_What to produce_
Transcribe the entries below exactly.

**** Materials provided

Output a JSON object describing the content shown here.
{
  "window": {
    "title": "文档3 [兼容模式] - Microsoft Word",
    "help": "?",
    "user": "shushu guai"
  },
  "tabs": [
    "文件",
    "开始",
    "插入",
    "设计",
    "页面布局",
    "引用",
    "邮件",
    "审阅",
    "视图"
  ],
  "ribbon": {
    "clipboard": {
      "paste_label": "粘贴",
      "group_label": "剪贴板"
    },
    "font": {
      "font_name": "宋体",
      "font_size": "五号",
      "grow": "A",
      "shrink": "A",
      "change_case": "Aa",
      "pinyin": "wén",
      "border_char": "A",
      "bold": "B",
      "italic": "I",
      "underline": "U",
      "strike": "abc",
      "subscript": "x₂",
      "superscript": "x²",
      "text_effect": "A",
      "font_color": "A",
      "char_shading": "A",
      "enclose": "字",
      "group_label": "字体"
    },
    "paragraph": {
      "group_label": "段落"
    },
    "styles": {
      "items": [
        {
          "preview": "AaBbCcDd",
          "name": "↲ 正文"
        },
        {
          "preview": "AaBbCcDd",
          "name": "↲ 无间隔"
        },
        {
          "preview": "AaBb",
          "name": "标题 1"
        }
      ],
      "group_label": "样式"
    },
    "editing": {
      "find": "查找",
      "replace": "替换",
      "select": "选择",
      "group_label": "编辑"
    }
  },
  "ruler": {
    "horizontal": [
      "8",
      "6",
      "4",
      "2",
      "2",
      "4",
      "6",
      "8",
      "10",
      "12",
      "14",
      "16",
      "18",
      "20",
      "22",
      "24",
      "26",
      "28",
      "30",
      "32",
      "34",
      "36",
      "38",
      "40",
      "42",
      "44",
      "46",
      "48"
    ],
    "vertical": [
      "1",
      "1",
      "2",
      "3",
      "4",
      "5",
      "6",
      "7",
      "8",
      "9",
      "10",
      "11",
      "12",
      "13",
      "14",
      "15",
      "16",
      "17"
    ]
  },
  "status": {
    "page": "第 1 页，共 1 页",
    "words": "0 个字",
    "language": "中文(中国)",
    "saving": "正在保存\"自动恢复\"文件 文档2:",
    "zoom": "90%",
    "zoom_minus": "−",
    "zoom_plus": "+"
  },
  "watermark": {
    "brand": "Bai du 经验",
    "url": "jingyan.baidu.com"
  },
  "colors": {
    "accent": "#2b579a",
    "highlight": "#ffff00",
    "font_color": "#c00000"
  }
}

********

_Solution below_
Output a JSON object describing the content shown here.
{
  "window": {
    "title": "文档3 [兼容模式] - Microsoft Word",
    "help": "?",
    "user": "shushu guai"
  },
  "tabs": [
    "文件",
    "开始",
    "插入",
    "设计",
    "页面布局",
    "引用",
    "邮件",
    "审阅",
    "视图"
  ],
  "ribbon": {
    "clipboard": {
      "paste_label": "粘贴",
      "group_label": "剪贴板"
    },
    "font": {
      "font_name": "宋体",
      "font_size": "五号",
      "grow": "A",
      "shrink": "A",
      "change_case": "Aa",
      "pinyin": "wén",
      "border_char": "A",
      "bold": "B",
      "italic": "I",
      "underline": "U",
      "strike": "abc",
      "subscript": "x₂",
      "superscript": "x²",
      "text_effect": "A",
      "font_color": "A",
      "char_shading": "A",
      "enclose": "字",
      "group_label": "字体"
    },
    "paragraph": {
      "group_label": "段落"
    },
    "styles": {
      "items": [
        {
          "preview": "AaBbCcDd",
          "name": "↲ 正文"
        },
        {
          "preview": "AaBbCcDd",
          "name": "↲ 无间隔"
        },
        {
          "preview": "AaBb",
          "name": "标题 1"
        }
      ],
      "group_label": "样式"
    },
    "editing": {
      "find": "查找",
      "replace": "替换",
      "select": "选择",
      "group_label": "编辑"
    }
  },
  "ruler": {
    "horizontal": [
      "8",
      "6",
      "4",
      "2",
      "2",
      "4",
      "6",
      "8",
      "10",
      "12",
      "14",
      "16",
      "18",
      "20",
      "22",
      "24",
      "26",
      "28",
      "30",
      "32",
      "34",
      "36",
      "38",
      "40",
      "42",
      "44",
      "46",
      "48"
    ],
    "vertical": [
      "1",
      "1",
      "2",
      "3",
      "4",
      "5",
      "6",
      "7",
      "8",
      "9",
      "10",
      "11",
      "12",
      "13",
      "14",
      "15",
      "16",
      "17"
    ]
  },
  "status": {
    "page": "第 1 页，共 1 页",
    "words": "0 个字",
    "language": "中文(中国)",
    "saving": "正在保存\"自动恢复\"文件 文档2:",
    "zoom": "90%",
    "zoom_minus": "−",
    "zoom_plus": "+"
  },
  "watermark": {
    "brand": "Bai du 经验",
    "url": "jingyan.baidu.com"
  },
  "colors": {
    "accent": "#2b579a",
    "highlight": "#ffff00",
    "font_color": "#c00000"
  }
}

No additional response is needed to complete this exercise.